(Information supplied):

········

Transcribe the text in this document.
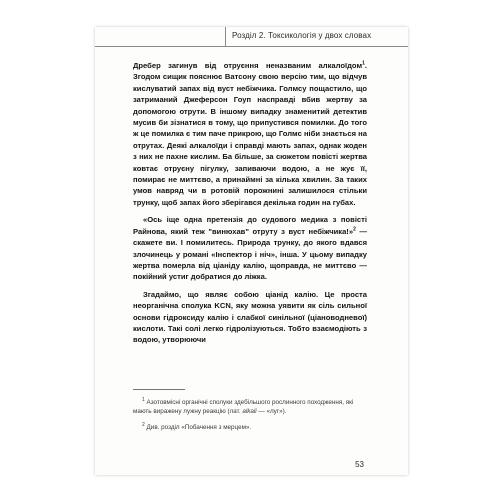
Розділ 2. Токсикологія у двох словах

Дребер загинув від отруєння неназваним алкалоїдом$^1$. Згодом сищик пояснює Ватсону свою версію тим, що відчув кислуватий запах від вуст небіжчика. Голмсу пощастило, що затриманий Джеферсон Гоуп насправді вбив жертву за допомогою отрути. В іншому випадку знаменитий детектив мусив би зізнатися в тому, що припустився помилки. До того ж це помилка є тим паче прикрою, що Голмс ніби знається на отрутах. Деякі алкалоїди і справді мають запах, однак жоден з них не пахне кислим. Ба більше, за сюжетом повісті жертва ковтає отруєну пігулку, запиваючи водою, а не жує її, помирає не миттєво, а принаймні за кілька хвилин. За таких умов навряд чи в ротовій порожнині залишилося стільки трунку, щоб запах його зберігався декілька годин на губах.

«Ось іще одна претензія до судового медика з повісті Райнова, який теж "винюхав" отруту з вуст небіжчика!»$^2$ — скажете ви. І помилитесь. Природа трунку, до якого вдався злочинець у романі «Інспектор і ніч», інша. У цьому випадку жертва померла від ціаніду калію, щоправда, не миттєво — покійний устиг добратися до ліжка.

Згадаймо, що являє собою ціанід калію. Це проста неорганічна сполука KCN, яку можна уявити як сіль сильної основи гідроксиду калію і слабкої синільної (ціановодневої) кислоти. Такі солі легко гідролізуються. Тобто взаємодіють з водою, утворюючи

$^1$ Азотовмісні органічні сполуки здебільшого рослинного походження, які мають виражену лужну реакцію (лат. alkali — «луг»).

$^2$ Див. розділ «Побачення з мерцем».

53
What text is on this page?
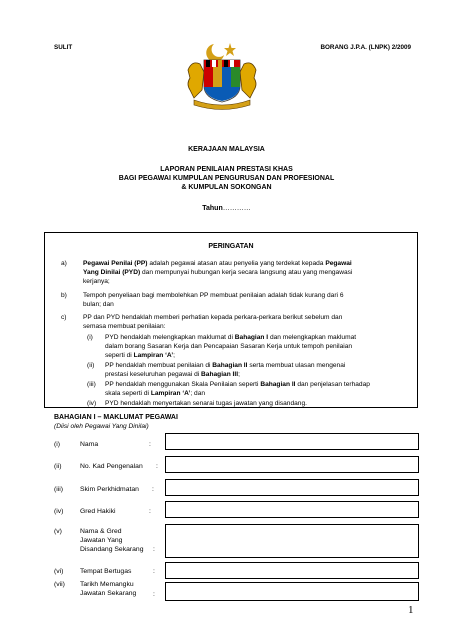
SULIT	BORANG J.P.A. (LNPK) 2/2009
KERAJAAN MALAYSIA
LAPORAN PENILAIAN PRESTASI KHAS
BAGI PEGAWAI KUMPULAN PENGURUSAN DAN PROFESIONAL
& KUMPULAN SOKONGAN
Tahun…………
PERINGATAN
a) Pegawai Penilai (PP) adalah pegawai atasan atau penyelia yang terdekat kepada Pegawai
Yang Dinilai (PYD) dan mempunyai hubungan kerja secara langsung atau yang mengawasi
kerjanya;
b) Tempoh penyeliaan bagi membolehkan PP membuat penilaian adalah tidak kurang dari 6
bulan; dan
c)	PP dan PYD hendaklah memberi perhatian kepada perkara-perkara berikut sebelum dan
semasa membuat penilaian:
(i) PYD hendaklah melengkapkan maklumat di Bahagian I dan melengkapkan maklumat
dalam borang Sasaran Kerja dan Pencapaian Sasaran Kerja untuk tempoh penilaian
seperti di Lampiran ‘A’;
(ii) PP hendaklah membuat penilaian di Bahagian II serta membuat ulasan mengenai
prestasi keseluruhan pegawai di Bahagian III;
(iii) PP hendaklah menggunakan Skala Penilaian seperti Bahagian II dan penjelasan terhadap
skala seperti di Lampiran ‘A’; dan
(iv) PYD hendaklah menyertakan senarai tugas jawatan yang disandang.
BAHAGIAN I – MAKLUMAT PEGAWAI
(Diisi oleh Pegawai Yang Dinilai)
(i)	Nama	:
(ii)	No. Kad Pengenalan :
(iii) Skim Perkhidmatan :
(iv) Gred Hakiki	:
(v)	Nama & Gred
Jawatan Yang
Disandang Sekarang :
(vi) Tempat Bertugas	:
(vii) Tarikh Memangku
Jawatan Sekarang :
1
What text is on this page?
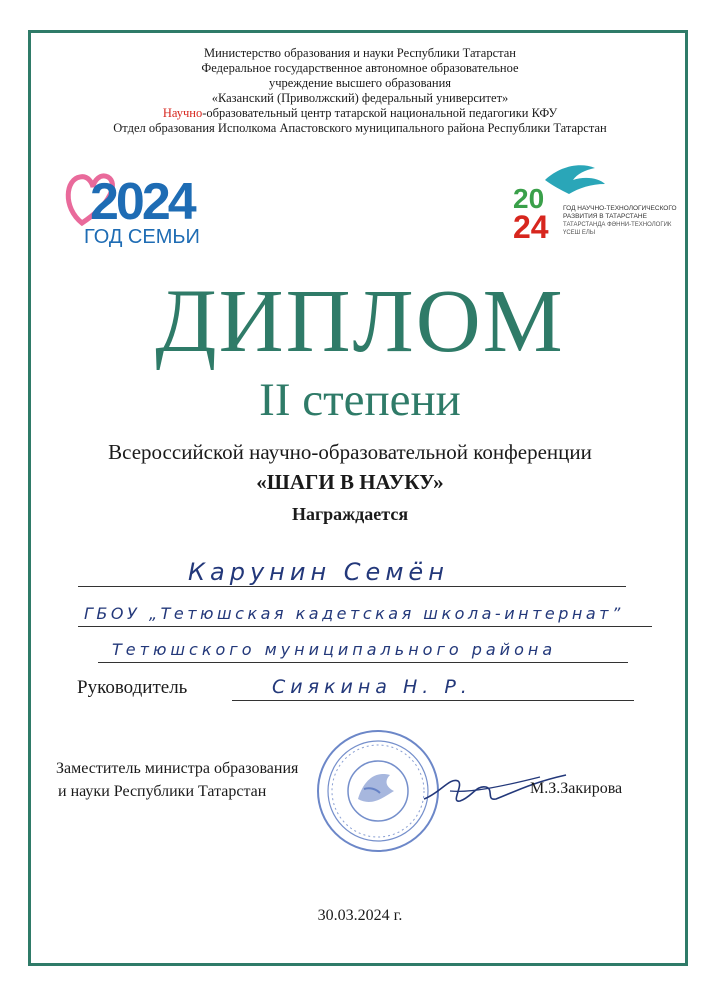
Министерство образования и науки Республики Татарстан
Федеральное государственное автономное образовательное
учреждение высшего образования
«Казанский (Приволжский) федеральный университет»
Научно-образовательный центр татарской национальной педагогики КФУ
Отдел образования Исполкома Апастовского муниципального района Республики Татарстан
2024
ГОД СЕМЬИ
20
24
ГОД НАУЧНО-ТЕХНОЛОГИЧЕСКОГО
РАЗВИТИЯ В ТАТАРСТАНЕ
ТАТАРСТАНДА ФӘННИ-ТЕХНОЛОГИК
ҮСЕШ ЕЛЫ
ДИПЛОМ
II степени
Всероссийской научно-образовательной конференции
«ШАГИ В НАУКУ»
Награждается
Карунин Семён
ГБОУ „Тетюшская кадетская школа-интернат”
Тетюшского муниципального района
Руководитель	Сиякина Н. Р.
Заместитель министра образования
и науки Республики Татарстан	М.З.Закирова
30.03.2024 г.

········

(Work to be completed): Return each line with "Республики".

(Task response):
Министерство образования и науки Республики Татарстан
Отдел образования Исполкома Апастовского муниципального района Республики Татарстан
и науки Республики Татарстан	М.З.Закирова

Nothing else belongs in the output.